→ **To do**:
Return all of the data exactly as given.

→ **Exercise inputs**:
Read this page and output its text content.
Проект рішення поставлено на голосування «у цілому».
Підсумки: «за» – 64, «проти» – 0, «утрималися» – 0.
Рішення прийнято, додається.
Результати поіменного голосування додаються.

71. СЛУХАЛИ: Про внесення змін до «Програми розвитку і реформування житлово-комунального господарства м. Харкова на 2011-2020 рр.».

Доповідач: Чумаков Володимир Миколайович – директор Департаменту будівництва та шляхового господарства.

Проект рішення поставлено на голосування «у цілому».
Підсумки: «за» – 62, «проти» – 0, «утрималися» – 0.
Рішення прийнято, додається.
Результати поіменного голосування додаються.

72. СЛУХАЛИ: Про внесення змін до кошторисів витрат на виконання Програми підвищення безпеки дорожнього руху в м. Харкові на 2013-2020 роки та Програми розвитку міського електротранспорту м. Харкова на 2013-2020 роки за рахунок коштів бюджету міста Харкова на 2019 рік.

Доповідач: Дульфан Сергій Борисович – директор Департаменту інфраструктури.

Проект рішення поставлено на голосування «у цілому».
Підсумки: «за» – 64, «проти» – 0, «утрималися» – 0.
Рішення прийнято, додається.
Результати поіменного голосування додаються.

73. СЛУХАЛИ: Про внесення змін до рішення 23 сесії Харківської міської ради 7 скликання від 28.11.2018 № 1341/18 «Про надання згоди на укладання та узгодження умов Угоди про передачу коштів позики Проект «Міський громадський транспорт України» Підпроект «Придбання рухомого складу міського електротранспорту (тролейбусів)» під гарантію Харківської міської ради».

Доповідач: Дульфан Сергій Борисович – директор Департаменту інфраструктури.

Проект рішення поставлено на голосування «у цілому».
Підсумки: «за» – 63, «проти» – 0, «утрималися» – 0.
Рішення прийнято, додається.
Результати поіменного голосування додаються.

→ **Written reply**:
Read this page and output its text content.
Проект рішення поставлено на голосування «у цілому».
Підсумки: «за» – 64, «проти» – 0, «утрималися» – 0.
Рішення прийнято, додається.
Результати поіменного голосування додаються.

71. СЛУХАЛИ: Про внесення змін до «Програми розвитку і реформування житлово-комунального господарства м. Харкова на 2011-2020 рр.».

Доповідач: Чумаков Володимир Миколайович – директор Департаменту будівництва та шляхового господарства.

Проект рішення поставлено на голосування «у цілому».
Підсумки: «за» – 62, «проти» – 0, «утрималися» – 0.
Рішення прийнято, додається.
Результати поіменного голосування додаються.

72. СЛУХАЛИ: Про внесення змін до кошторисів витрат на виконання Програми підвищення безпеки дорожнього руху в м. Харкові на 2013-2020 роки та Програми розвитку міського електротранспорту м. Харкова на 2013-2020 роки за рахунок коштів бюджету міста Харкова на 2019 рік.

Доповідач: Дульфан Сергій Борисович – директор Департаменту інфраструктури.

Проект рішення поставлено на голосування «у цілому».
Підсумки: «за» – 64, «проти» – 0, «утрималися» – 0.
Рішення прийнято, додається.
Результати поіменного голосування додаються.

73. СЛУХАЛИ: Про внесення змін до рішення 23 сесії Харківської міської ради 7 скликання від 28.11.2018 № 1341/18 «Про надання згоди на укладання та узгодження умов Угоди про передачу коштів позики Проект «Міський громадський транспорт України» Підпроект «Придбання рухомого складу міського електротранспорту (тролейбусів)» під гарантію Харківської міської ради».

Доповідач: Дульфан Сергій Борисович – директор Департаменту інфраструктури.

Проект рішення поставлено на голосування «у цілому».
Підсумки: «за» – 63, «проти» – 0, «утрималися» – 0.
Рішення прийнято, додається.
Результати поіменного голосування додаються.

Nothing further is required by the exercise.